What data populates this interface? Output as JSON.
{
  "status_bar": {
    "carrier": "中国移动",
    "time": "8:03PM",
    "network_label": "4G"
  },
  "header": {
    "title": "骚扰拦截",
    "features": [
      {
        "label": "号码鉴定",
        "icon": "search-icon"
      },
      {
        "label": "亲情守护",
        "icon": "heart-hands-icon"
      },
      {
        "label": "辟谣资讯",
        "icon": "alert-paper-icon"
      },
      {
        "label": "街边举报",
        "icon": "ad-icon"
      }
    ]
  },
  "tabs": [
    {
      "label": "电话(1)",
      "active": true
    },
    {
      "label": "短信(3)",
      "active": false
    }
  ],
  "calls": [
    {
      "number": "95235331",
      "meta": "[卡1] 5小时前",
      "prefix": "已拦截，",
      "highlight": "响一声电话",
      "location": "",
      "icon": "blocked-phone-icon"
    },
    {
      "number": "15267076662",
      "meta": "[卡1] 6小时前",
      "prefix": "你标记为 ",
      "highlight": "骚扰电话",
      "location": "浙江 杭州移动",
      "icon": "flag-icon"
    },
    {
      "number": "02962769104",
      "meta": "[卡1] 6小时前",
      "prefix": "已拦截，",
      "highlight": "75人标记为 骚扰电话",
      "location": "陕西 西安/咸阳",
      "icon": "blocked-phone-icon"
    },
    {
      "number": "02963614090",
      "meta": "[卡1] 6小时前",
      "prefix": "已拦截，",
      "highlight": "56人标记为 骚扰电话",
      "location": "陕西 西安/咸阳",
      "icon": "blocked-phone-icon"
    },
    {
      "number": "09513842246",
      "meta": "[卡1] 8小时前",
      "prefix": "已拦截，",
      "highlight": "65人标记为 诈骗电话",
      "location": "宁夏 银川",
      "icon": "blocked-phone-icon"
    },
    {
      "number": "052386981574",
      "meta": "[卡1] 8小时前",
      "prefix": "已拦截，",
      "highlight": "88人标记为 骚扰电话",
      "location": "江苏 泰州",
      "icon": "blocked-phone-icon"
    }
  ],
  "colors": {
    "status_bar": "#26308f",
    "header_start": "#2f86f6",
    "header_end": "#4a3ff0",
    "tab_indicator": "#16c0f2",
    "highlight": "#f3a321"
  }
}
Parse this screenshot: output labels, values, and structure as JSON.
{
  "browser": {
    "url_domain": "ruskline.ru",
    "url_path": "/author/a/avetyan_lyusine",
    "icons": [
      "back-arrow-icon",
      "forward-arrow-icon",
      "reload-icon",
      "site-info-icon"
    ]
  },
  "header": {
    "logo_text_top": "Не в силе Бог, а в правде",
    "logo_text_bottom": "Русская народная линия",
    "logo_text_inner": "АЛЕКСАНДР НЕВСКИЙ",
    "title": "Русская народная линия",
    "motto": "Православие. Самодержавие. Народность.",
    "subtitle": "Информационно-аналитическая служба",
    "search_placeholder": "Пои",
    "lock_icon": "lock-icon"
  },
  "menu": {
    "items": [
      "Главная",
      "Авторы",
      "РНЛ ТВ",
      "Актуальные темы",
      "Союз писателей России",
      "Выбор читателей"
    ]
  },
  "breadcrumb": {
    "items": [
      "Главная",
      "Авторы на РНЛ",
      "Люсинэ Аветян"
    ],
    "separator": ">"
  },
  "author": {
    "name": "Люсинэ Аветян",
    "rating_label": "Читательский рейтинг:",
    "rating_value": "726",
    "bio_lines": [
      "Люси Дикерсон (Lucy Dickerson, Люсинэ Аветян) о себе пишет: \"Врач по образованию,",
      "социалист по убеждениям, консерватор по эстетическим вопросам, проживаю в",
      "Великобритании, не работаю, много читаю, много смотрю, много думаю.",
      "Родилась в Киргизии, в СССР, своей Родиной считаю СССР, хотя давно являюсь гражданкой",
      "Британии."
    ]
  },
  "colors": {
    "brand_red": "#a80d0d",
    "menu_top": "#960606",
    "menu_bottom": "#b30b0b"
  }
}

◇ ◇ ◇ ◇

Exercise: Report back each line of the entries that holds the string "骚扰电话".

Expected answer:
      "highlight": "骚扰电话",
      "highlight": "75人标记为 骚扰电话",
      "highlight": "56人标记为 骚扰电话",
      "highlight": "88人标记为 骚扰电话",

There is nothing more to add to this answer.